Problem description
Extract, from the listing that follows, each line containing the word "with".

>>

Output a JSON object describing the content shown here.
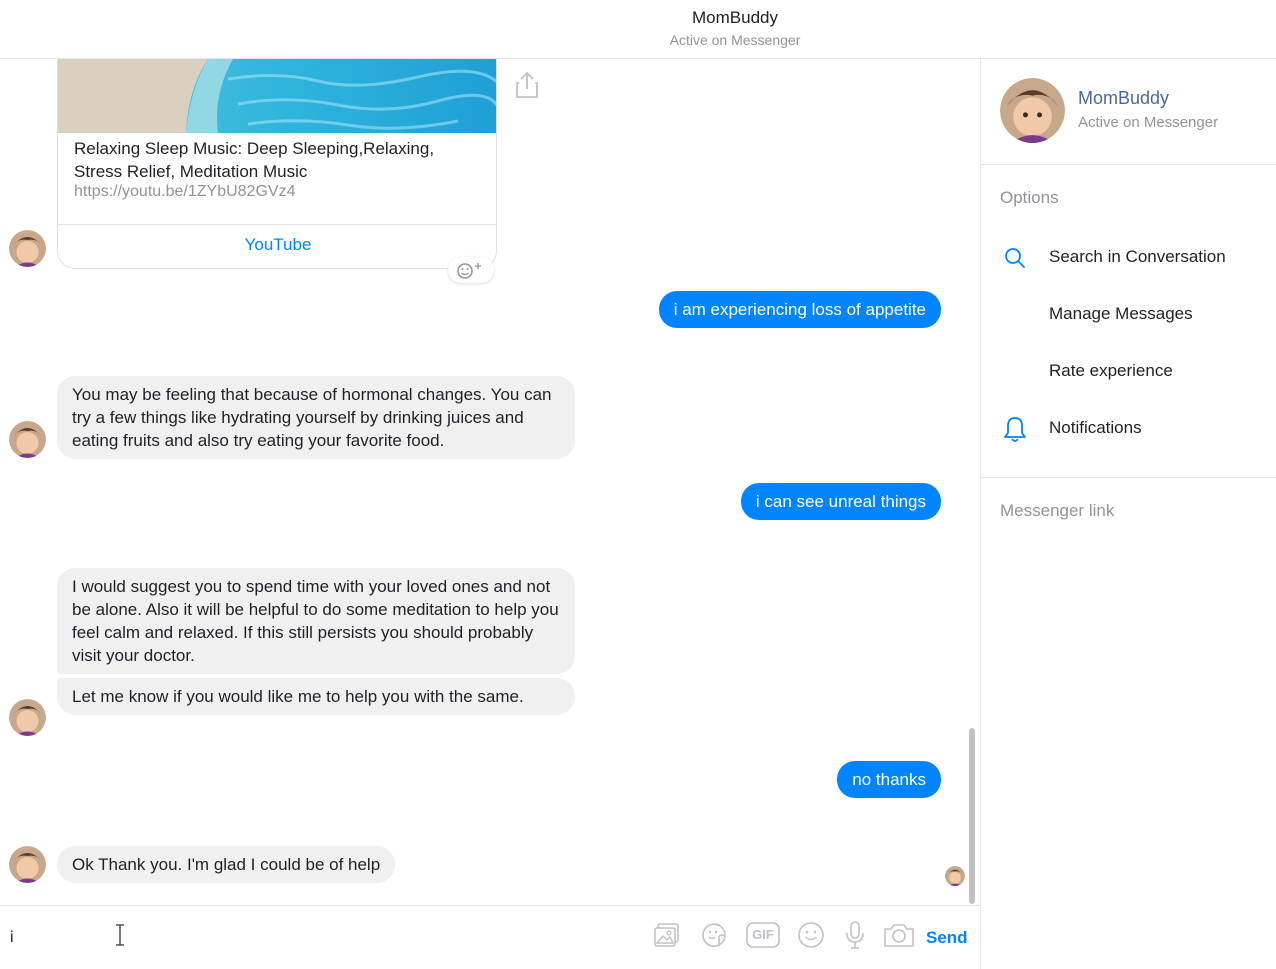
{
  "header": {
    "title": "MomBuddy",
    "subtitle": "Active on Messenger"
  },
  "link_card": {
    "title": "Relaxing Sleep Music: Deep Sleeping,Relaxing, Stress Relief, Meditation Music",
    "url": "https://youtu.be/1ZYbU82GVz4",
    "source": "YouTube"
  },
  "messages": [
    {
      "from": "user",
      "text": "i am experiencing loss of appetite"
    },
    {
      "from": "bot",
      "text": "You may be feeling that because of hormonal changes. You can try a few things like hydrating yourself by drinking juices and eating fruits and also try eating your favorite food."
    },
    {
      "from": "user",
      "text": "i can see unreal things"
    },
    {
      "from": "bot",
      "text": "I would suggest you to spend time with your loved ones and not be alone. Also it will be helpful to do some meditation to help you feel calm and relaxed. If this still persists you should probably visit your doctor."
    },
    {
      "from": "bot",
      "text": "Let me know if you would like me to help you with the same."
    },
    {
      "from": "user",
      "text": "no thanks"
    },
    {
      "from": "bot",
      "text": "Ok Thank you. I'm glad I could be of help"
    }
  ],
  "composer": {
    "value": "i",
    "send_label": "Send",
    "tools": [
      "photo-icon",
      "sticker-icon",
      "gif-icon",
      "emoji-icon",
      "microphone-icon",
      "camera-icon"
    ],
    "gif_label": "GIF"
  },
  "panel": {
    "name": "MomBuddy",
    "status": "Active on Messenger",
    "options_heading": "Options",
    "options": [
      {
        "label": "Search in Conversation",
        "icon": "search-icon"
      },
      {
        "label": "Manage Messages",
        "icon": ""
      },
      {
        "label": "Rate experience",
        "icon": ""
      },
      {
        "label": "Notifications",
        "icon": "bell-icon"
      }
    ],
    "messenger_link_heading": "Messenger link"
  },
  "colors": {
    "accent": "#0084ff",
    "incoming_bubble": "#f1f0f0",
    "muted_text": "#90949c",
    "profile_name": "#4b67a1"
  }
}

<<

Exercise solution
      "text": "I would suggest you to spend time with your loved ones and not be alone. Also it will be helpful to do some meditation to help you feel calm and relaxed. If this still persists you should probably visit your doctor."
      "text": "Let me know if you would like me to help you with the same."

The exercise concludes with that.